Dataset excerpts
────────────────
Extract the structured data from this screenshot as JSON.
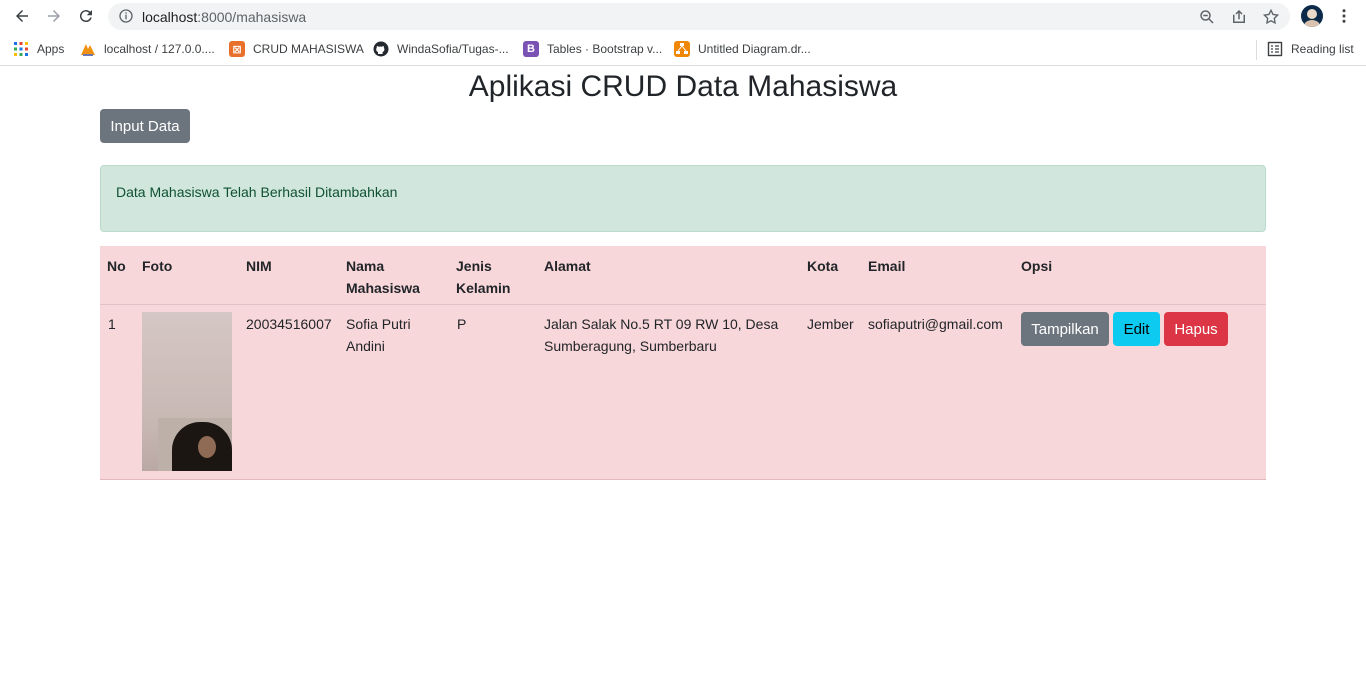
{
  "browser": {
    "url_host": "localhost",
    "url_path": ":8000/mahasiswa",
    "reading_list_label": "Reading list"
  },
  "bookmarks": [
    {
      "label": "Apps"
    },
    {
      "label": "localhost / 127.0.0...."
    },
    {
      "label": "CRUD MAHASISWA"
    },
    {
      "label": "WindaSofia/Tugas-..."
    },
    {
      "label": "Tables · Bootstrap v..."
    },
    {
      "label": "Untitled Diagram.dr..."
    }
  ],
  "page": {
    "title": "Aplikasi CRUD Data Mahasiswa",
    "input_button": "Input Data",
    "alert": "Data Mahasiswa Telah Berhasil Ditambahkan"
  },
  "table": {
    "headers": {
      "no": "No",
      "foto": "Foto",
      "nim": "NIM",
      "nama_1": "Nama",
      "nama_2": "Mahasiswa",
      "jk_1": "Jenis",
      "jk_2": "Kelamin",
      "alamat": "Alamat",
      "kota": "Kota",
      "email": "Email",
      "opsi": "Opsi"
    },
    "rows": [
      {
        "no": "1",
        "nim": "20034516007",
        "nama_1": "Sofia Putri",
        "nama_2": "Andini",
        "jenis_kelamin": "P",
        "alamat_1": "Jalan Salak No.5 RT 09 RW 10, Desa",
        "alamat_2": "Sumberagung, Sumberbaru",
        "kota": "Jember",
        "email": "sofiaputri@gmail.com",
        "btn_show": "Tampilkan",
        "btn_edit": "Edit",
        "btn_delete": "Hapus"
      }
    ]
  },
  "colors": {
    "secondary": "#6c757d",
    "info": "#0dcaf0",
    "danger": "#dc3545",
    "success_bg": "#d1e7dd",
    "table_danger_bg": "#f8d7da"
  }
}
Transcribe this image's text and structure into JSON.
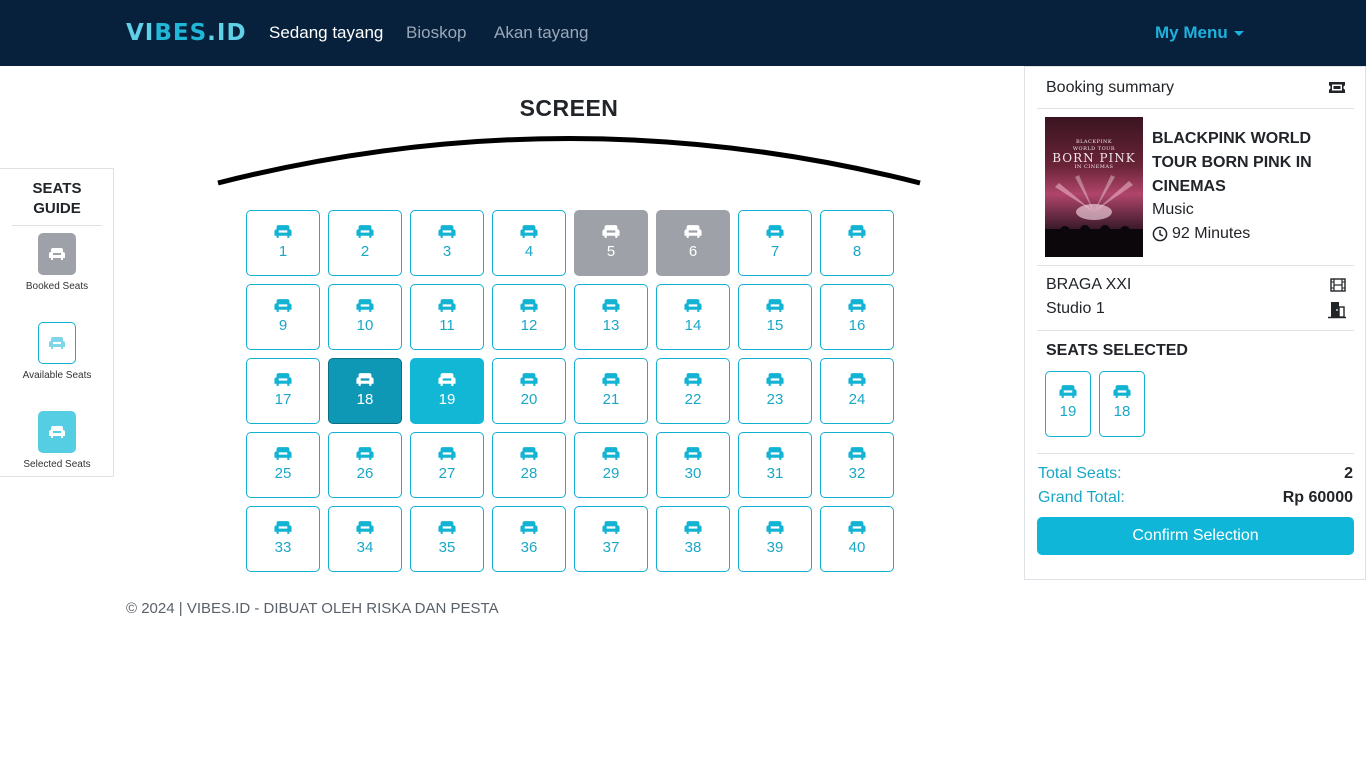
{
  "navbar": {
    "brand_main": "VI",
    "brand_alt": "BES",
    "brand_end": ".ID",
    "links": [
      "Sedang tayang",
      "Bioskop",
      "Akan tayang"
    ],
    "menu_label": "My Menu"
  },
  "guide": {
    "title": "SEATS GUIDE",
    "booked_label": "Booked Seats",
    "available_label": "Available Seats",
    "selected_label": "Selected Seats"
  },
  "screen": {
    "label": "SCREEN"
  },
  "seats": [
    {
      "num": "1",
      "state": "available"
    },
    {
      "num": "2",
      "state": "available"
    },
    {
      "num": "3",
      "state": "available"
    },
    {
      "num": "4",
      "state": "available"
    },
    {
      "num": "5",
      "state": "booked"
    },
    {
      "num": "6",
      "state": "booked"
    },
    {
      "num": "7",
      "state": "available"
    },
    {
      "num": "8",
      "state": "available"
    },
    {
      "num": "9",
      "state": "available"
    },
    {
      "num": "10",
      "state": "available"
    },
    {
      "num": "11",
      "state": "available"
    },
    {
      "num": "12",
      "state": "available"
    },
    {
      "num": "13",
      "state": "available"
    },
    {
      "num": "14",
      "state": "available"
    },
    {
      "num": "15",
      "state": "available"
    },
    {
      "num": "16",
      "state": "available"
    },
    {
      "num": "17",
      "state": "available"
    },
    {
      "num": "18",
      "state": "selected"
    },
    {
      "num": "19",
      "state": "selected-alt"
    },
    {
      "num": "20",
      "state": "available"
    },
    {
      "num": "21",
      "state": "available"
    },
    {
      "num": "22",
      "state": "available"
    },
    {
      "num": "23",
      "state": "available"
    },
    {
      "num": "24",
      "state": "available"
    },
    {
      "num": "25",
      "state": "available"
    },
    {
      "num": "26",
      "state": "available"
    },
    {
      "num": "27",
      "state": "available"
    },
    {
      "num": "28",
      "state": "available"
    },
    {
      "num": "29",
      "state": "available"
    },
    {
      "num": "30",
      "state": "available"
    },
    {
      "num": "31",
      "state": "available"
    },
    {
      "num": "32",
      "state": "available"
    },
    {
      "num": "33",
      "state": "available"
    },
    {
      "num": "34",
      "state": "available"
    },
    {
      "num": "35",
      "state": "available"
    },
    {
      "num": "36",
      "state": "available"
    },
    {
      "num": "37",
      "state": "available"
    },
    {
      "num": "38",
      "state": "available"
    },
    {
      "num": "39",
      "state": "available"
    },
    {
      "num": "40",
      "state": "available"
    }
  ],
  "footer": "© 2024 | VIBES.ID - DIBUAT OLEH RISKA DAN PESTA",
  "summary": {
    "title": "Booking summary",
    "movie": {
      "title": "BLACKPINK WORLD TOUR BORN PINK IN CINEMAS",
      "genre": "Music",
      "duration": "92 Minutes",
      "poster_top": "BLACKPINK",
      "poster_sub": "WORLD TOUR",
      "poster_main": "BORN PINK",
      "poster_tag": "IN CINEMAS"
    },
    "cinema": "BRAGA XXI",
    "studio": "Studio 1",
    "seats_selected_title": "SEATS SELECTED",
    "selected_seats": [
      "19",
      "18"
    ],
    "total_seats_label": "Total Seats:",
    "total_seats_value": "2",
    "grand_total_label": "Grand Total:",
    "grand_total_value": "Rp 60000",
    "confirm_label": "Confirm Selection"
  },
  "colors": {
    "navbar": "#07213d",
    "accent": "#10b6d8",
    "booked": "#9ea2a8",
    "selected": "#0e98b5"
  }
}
────────────────
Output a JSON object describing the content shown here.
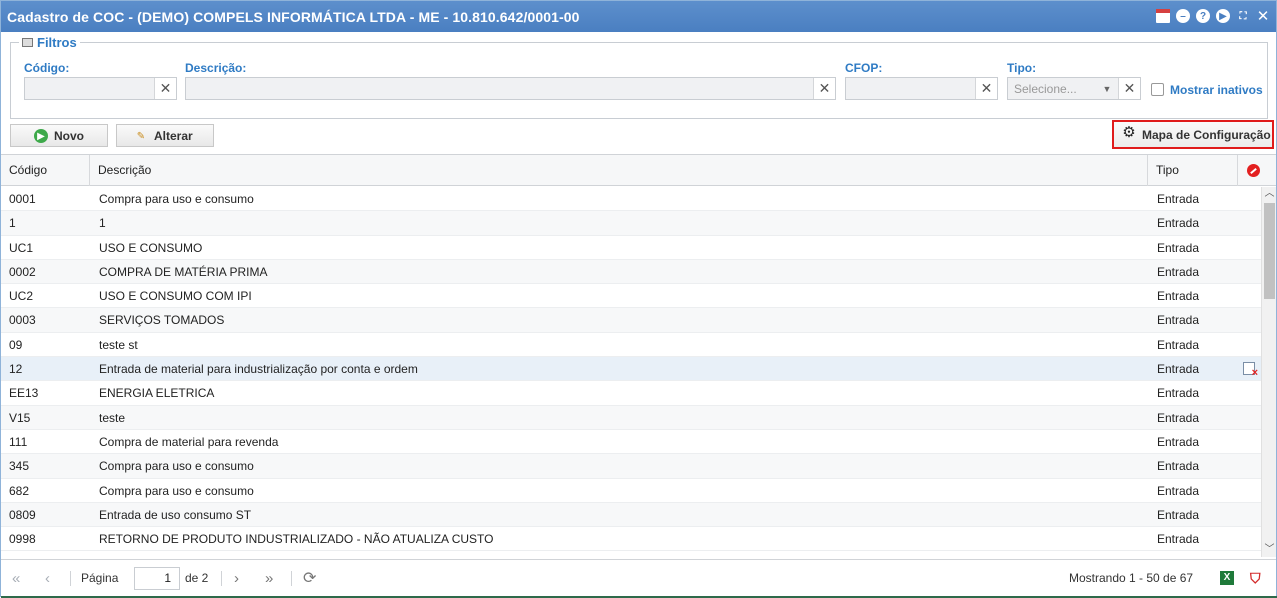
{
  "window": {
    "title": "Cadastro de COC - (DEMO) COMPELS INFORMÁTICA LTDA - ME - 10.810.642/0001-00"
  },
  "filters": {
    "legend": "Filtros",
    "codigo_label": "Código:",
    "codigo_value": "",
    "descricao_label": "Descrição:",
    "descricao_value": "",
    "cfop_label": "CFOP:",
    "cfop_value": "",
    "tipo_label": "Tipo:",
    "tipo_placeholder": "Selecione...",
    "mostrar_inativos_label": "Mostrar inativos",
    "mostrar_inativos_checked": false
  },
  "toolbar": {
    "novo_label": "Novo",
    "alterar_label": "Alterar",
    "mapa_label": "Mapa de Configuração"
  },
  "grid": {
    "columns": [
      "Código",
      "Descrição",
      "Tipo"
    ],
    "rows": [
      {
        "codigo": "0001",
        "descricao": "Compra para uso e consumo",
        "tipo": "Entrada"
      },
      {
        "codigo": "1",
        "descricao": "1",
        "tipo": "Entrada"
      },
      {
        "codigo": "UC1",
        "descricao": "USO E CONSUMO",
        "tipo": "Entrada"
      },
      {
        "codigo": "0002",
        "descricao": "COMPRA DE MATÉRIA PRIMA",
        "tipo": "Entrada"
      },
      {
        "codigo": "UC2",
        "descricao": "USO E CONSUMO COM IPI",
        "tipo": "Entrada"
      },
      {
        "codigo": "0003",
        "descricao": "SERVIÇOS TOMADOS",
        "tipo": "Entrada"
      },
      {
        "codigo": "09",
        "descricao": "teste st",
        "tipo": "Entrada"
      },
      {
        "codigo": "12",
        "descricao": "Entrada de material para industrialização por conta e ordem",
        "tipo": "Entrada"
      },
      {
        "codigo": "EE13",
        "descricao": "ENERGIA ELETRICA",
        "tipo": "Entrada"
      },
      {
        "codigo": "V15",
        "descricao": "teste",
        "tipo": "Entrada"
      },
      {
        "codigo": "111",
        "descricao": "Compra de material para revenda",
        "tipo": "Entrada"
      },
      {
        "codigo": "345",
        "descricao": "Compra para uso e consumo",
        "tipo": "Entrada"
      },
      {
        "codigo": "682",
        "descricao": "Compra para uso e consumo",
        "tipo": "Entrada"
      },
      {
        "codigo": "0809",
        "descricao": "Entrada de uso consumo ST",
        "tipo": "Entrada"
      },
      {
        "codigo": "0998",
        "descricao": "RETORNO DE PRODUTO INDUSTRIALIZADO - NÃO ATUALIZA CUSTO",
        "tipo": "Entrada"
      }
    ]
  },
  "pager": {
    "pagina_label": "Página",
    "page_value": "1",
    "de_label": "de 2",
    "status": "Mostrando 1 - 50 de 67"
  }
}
────────────────
PROBLEM STATEMENT:
Copy out each line that contains the word "CRUD".

CORRECT ANSWER:
      "label": "CRUD MAHASISWA"
    "title": "Aplikasi CRUD Data Mahasiswa",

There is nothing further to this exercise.